**Requirement:** Count the lines in the listing below that contain the word "means", treating uppercase and lowercase letters as different. Give only the number.
## start Data for this exercise
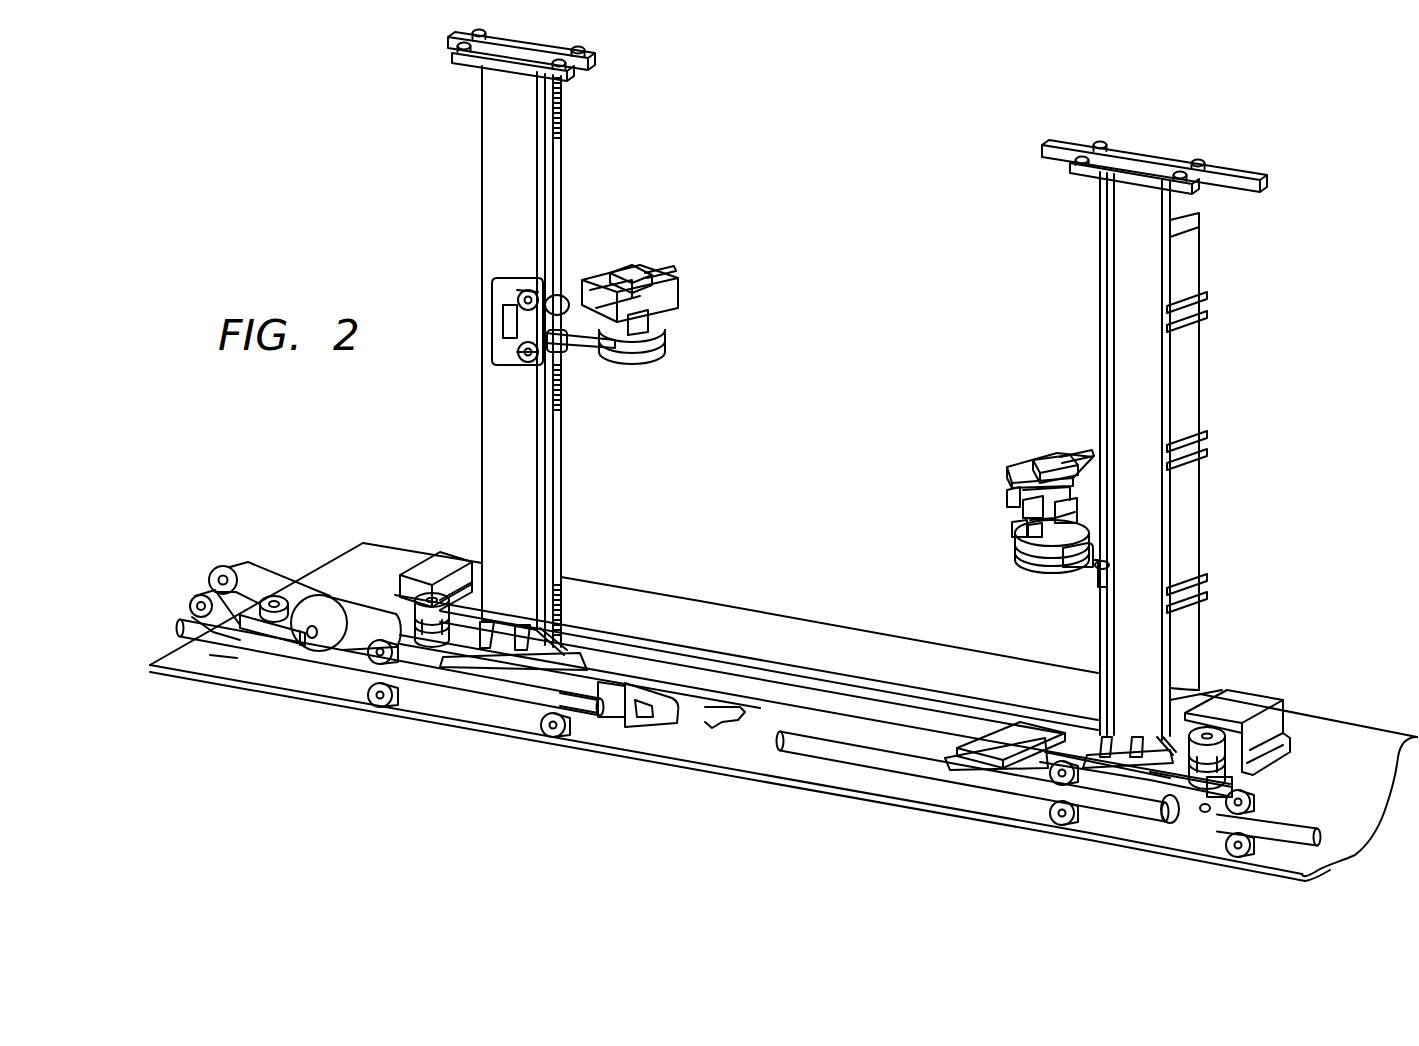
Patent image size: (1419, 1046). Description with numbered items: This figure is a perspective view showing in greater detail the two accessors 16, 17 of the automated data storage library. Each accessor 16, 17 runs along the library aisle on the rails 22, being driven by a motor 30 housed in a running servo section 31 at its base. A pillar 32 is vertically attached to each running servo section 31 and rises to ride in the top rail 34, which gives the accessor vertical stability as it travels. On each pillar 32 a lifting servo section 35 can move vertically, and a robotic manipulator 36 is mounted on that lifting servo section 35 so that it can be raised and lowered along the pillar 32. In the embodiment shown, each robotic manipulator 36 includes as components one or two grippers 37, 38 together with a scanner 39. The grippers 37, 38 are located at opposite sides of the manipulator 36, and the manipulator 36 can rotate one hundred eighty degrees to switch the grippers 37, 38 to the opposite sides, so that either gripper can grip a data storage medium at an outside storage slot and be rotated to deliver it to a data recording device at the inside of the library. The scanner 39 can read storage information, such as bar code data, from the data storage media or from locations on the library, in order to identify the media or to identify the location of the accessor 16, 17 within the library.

The accessor 16 is at (433, 235).
The accessor 17 is at (1248, 336).
The rails 22 is at (765, 705).
The motor 30 is at (425, 640).
The running servo section 31 is at (457, 552).
The pillar 32 is at (485, 425).
The top rail 34 is at (1050, 143).
The lifting servo section 35 is at (585, 352).
The robotic manipulator 36 is at (665, 332).
The gripper 37 is at (596, 282).
The gripper 38 is at (668, 266).
The scanner 39 is at (626, 270).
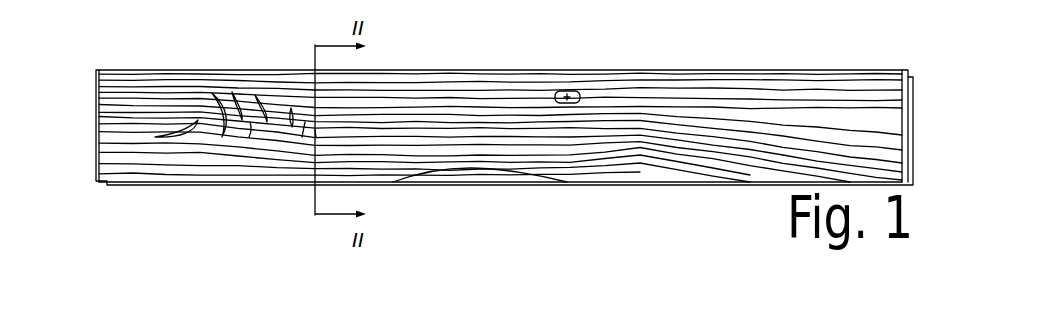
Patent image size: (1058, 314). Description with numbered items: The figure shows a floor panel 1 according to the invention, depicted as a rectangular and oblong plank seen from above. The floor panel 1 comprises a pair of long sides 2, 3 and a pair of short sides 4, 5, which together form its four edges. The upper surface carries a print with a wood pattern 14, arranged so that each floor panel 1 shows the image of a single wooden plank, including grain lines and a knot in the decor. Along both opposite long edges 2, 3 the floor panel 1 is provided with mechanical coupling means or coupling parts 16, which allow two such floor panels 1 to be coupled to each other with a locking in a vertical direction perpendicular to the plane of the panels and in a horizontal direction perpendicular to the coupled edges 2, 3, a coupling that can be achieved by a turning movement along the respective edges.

The floor panel 1 is at (198, 200).
The long side 2 is at (462, 66).
The long side 3 is at (456, 190).
The short side 4 is at (96, 175).
The short side 5 is at (918, 181).
The wood pattern 14 is at (627, 84).
The mechanical coupling means 16 is at (97, 89).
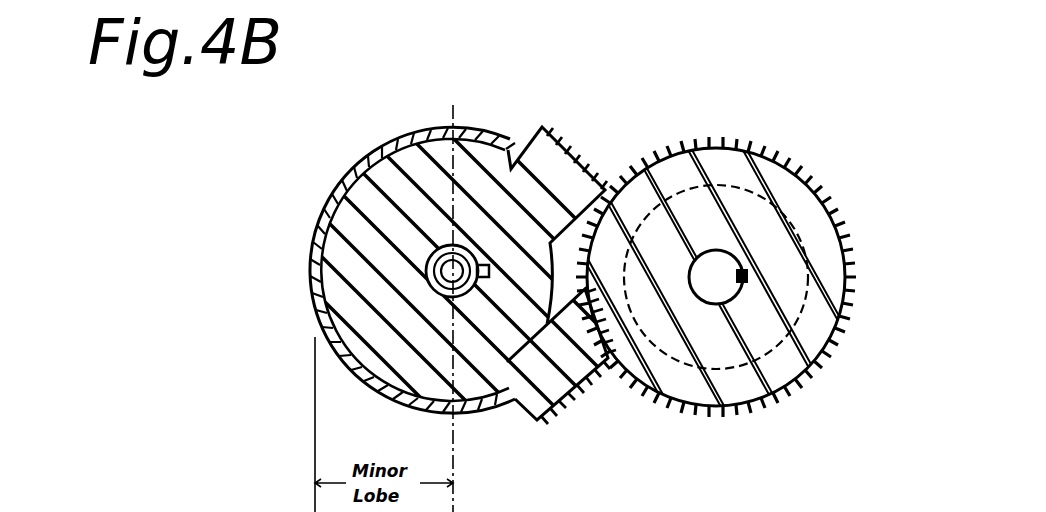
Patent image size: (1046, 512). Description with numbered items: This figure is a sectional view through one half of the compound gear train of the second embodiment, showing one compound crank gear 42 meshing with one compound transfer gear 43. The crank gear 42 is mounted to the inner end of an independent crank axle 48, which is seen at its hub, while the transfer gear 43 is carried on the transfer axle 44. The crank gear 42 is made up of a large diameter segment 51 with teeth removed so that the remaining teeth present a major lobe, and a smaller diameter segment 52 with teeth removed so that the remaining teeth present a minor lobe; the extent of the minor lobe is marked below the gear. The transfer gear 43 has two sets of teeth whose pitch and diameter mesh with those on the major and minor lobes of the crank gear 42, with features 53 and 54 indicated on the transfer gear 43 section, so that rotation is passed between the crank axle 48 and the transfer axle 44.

The compound crank gear 42 is at (343, 170).
The smaller diameter segment 52 is at (440, 187).
The crank axle 48 is at (437, 262).
The large diameter segment 51 is at (560, 172).
The compound transfer gear 43 is at (845, 223).
The pitch circle 53 is at (707, 233).
The gear section 54 is at (683, 170).
The transfer axle 44 is at (713, 273).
## end Data for this exercise
**Written response:** 2